**Task objective**
Report all lines from the entries below in which "span" appears.

**Given data**
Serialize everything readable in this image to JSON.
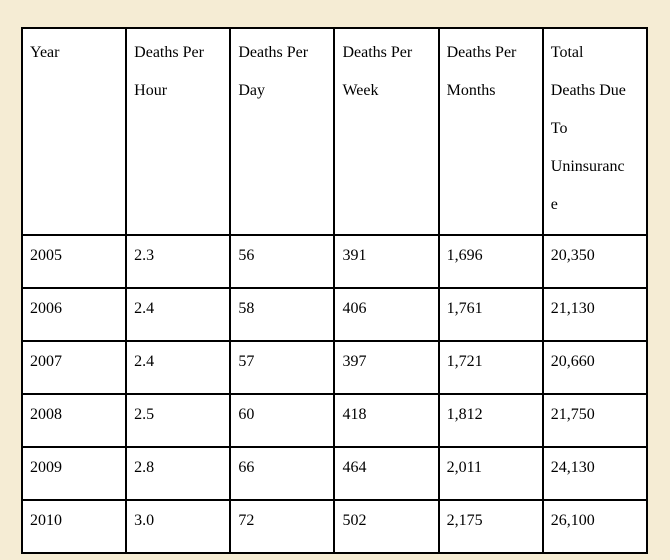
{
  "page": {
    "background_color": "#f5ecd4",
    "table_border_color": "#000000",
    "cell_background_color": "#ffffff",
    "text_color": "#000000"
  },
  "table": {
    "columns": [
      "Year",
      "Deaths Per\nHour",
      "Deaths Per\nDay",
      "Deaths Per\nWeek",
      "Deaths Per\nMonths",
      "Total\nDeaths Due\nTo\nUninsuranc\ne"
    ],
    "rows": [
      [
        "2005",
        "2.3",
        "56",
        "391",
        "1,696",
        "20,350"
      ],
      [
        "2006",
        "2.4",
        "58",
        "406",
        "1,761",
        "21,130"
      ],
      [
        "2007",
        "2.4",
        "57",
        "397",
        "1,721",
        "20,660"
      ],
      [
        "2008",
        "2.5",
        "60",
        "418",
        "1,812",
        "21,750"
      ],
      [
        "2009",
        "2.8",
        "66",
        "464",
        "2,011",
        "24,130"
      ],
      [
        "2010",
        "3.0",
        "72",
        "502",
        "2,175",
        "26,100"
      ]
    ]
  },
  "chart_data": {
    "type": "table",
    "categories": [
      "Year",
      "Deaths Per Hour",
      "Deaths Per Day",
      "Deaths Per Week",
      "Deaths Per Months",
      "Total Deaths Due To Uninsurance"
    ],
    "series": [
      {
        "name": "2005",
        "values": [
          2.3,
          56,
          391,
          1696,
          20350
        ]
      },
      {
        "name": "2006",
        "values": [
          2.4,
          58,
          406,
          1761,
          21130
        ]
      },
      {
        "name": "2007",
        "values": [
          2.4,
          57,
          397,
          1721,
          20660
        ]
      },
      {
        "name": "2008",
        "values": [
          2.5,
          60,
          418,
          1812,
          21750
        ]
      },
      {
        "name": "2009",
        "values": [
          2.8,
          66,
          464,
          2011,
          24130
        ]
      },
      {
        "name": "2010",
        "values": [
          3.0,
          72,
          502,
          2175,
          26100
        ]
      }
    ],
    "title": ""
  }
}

--

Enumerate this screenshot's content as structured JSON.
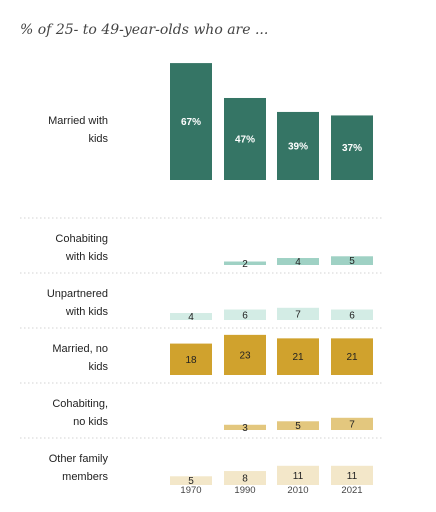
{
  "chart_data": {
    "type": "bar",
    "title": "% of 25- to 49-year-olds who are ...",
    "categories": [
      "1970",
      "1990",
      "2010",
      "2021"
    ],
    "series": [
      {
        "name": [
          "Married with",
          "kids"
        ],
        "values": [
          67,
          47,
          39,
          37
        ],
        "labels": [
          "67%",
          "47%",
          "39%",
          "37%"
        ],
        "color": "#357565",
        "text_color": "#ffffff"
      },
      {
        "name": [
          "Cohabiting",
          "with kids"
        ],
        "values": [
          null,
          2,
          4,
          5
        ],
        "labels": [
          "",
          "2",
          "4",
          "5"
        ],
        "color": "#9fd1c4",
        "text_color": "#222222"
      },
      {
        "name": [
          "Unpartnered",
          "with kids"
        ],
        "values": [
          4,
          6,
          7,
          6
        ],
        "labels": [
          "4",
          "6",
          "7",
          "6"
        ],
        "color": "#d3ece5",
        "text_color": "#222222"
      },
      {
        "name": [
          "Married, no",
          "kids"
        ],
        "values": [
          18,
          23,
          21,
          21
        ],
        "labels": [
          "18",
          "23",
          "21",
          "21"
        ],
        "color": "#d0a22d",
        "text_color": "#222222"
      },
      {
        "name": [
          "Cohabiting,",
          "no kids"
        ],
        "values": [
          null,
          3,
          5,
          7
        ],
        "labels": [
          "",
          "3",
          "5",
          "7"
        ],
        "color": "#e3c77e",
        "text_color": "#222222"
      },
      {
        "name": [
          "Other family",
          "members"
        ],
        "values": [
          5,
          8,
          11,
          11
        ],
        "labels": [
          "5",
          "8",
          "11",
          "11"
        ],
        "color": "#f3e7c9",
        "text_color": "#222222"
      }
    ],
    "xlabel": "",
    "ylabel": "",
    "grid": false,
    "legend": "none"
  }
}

--

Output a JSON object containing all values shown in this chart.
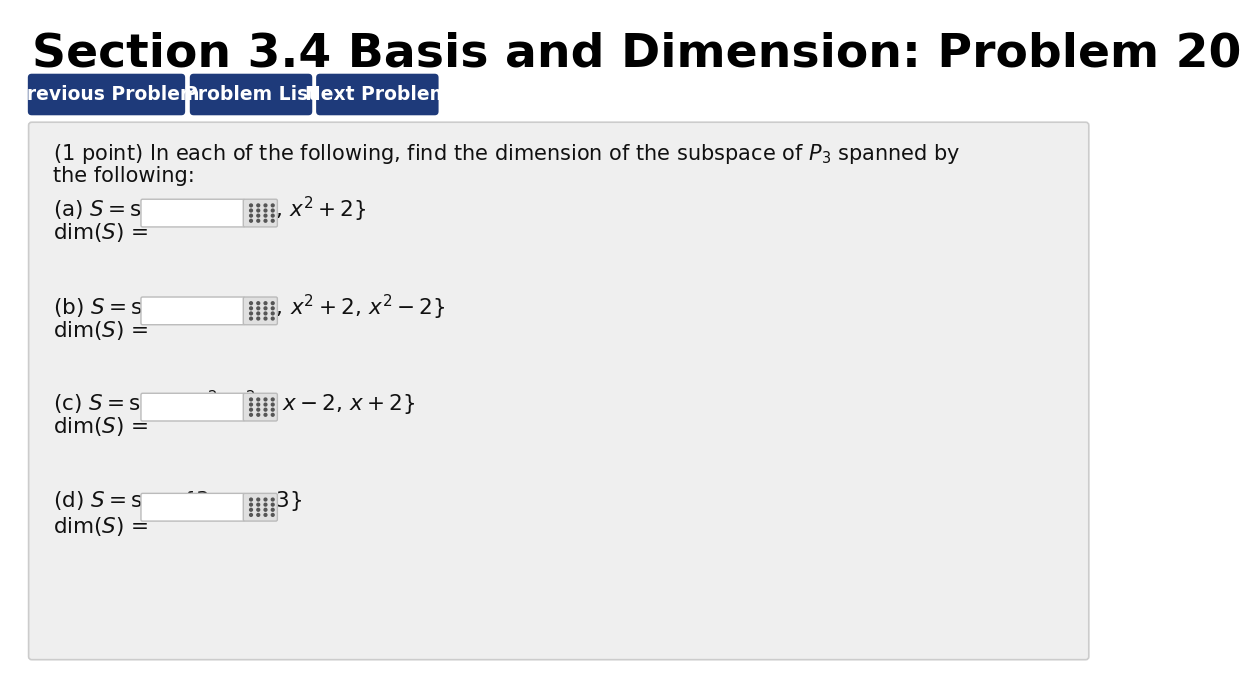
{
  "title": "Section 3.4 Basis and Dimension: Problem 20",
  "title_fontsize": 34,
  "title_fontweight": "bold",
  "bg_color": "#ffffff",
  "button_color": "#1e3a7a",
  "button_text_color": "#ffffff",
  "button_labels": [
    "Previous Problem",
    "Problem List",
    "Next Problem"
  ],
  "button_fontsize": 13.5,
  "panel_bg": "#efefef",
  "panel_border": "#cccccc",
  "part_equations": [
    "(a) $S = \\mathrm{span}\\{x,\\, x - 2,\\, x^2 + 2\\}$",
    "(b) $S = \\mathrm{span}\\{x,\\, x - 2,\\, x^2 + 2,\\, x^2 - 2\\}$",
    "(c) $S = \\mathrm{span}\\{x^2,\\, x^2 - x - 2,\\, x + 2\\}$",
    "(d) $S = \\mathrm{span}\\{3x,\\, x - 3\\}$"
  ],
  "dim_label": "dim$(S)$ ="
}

**Worked solution**
    "(a) $S = \\mathrm{span}\\{x,\\, x - 2,\\, x^2 + 2\\}$",
    "(b) $S = \\mathrm{span}\\{x,\\, x - 2,\\, x^2 + 2,\\, x^2 - 2\\}$",
    "(c) $S = \\mathrm{span}\\{x^2,\\, x^2 - x - 2,\\, x + 2\\}$",
    "(d) $S = \\mathrm{span}\\{3x,\\, x - 3\\}$"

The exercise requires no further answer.